> _STATED PROBLEM_
Copy out each line that has "code" in it.

> _DATA ROWS_
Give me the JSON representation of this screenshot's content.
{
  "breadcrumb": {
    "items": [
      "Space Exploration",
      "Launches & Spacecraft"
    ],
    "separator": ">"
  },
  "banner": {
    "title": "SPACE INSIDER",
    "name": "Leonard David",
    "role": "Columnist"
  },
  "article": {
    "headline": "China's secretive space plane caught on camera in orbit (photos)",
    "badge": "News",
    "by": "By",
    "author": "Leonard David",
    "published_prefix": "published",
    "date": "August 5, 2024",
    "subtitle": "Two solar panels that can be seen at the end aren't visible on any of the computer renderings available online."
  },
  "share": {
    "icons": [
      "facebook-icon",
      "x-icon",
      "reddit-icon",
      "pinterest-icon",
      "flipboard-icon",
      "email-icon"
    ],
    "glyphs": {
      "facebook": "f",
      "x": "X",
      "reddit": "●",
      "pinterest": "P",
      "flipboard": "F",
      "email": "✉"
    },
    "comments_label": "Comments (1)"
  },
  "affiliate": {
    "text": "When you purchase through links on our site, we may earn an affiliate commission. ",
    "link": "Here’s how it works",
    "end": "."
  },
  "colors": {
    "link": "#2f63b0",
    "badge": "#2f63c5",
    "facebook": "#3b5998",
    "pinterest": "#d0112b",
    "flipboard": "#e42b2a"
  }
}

...

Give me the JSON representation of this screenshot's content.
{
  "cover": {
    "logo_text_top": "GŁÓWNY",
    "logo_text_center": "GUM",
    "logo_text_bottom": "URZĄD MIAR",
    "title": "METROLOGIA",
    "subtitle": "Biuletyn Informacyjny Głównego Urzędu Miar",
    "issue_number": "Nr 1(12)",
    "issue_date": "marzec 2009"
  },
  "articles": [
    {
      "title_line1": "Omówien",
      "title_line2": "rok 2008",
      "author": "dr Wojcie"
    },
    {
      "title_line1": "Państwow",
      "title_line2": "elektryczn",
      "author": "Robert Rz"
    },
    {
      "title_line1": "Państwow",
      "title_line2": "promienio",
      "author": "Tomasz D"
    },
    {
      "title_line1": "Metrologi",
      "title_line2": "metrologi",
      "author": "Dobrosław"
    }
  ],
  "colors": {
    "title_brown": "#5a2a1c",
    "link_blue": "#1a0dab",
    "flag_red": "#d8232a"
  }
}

* * *

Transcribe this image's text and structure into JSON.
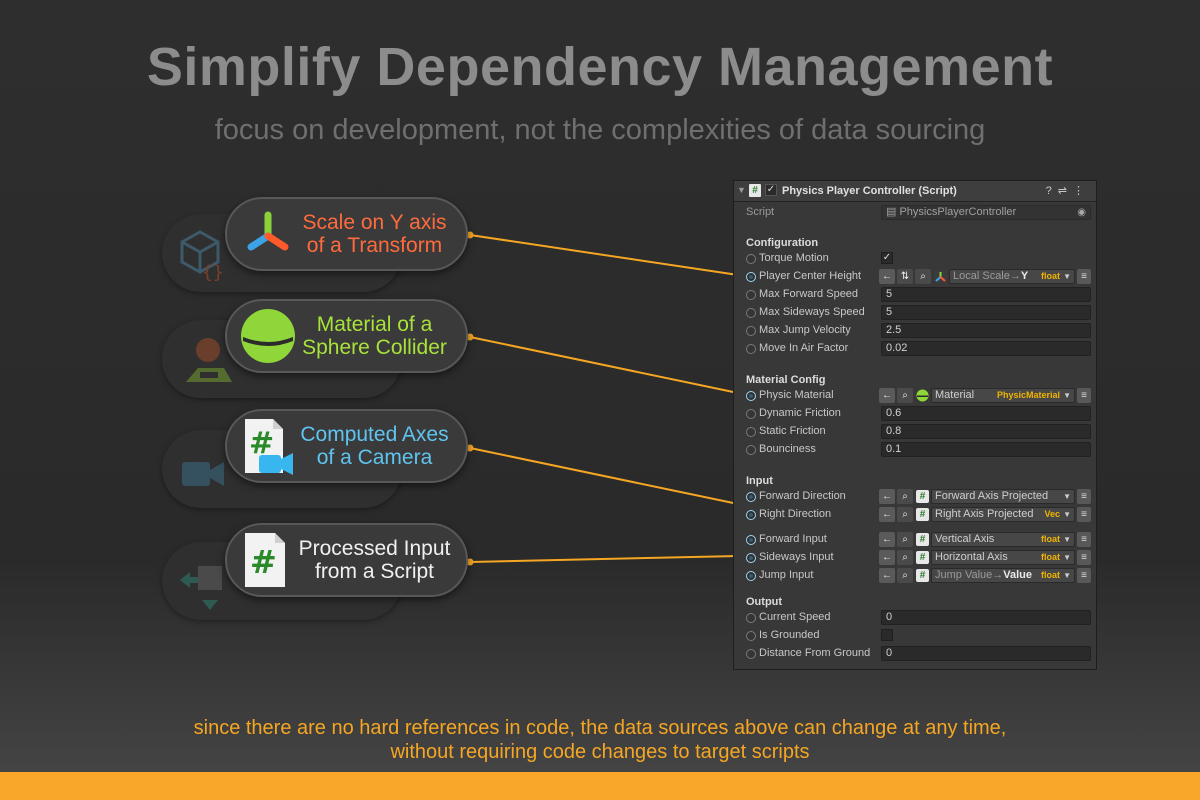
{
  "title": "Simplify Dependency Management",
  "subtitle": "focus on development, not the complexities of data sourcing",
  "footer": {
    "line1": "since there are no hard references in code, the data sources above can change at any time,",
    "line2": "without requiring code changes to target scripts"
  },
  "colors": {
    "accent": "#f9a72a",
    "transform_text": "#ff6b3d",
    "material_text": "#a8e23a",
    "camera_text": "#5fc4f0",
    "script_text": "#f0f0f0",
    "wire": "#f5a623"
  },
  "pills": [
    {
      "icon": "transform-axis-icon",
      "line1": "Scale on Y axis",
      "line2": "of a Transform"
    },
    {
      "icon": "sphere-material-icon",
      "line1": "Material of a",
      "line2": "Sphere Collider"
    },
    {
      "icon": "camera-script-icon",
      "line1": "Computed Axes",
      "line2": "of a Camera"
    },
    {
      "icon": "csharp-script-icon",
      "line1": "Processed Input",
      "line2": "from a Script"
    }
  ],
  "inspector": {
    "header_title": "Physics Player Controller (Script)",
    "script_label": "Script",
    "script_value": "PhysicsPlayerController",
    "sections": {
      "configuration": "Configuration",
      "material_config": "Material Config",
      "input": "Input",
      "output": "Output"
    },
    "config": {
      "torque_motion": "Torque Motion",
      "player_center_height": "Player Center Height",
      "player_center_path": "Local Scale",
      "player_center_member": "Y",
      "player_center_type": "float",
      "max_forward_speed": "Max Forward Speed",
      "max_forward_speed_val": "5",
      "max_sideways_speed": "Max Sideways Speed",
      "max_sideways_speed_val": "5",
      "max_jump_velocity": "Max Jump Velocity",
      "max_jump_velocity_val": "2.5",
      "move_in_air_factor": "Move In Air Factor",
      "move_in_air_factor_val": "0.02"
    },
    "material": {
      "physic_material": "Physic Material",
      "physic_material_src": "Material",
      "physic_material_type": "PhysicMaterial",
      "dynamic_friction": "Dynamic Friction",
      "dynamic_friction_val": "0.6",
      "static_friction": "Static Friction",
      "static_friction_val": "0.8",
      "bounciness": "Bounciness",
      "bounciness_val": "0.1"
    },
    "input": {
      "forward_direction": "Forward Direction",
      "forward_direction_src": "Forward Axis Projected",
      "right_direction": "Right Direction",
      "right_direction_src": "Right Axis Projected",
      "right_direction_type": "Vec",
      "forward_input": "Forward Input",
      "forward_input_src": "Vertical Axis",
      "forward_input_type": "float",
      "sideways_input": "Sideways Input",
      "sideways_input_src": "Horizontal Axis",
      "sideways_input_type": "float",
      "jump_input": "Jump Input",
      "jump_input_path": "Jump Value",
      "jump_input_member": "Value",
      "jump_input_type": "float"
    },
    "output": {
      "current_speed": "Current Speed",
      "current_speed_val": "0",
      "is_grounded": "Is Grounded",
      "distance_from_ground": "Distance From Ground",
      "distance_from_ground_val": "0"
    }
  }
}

> _PROBLEM SOLUTION_
    "line1": "since there are no hard references in code, the data sources above can change at any time,",
    "line2": "without requiring code changes to target scripts"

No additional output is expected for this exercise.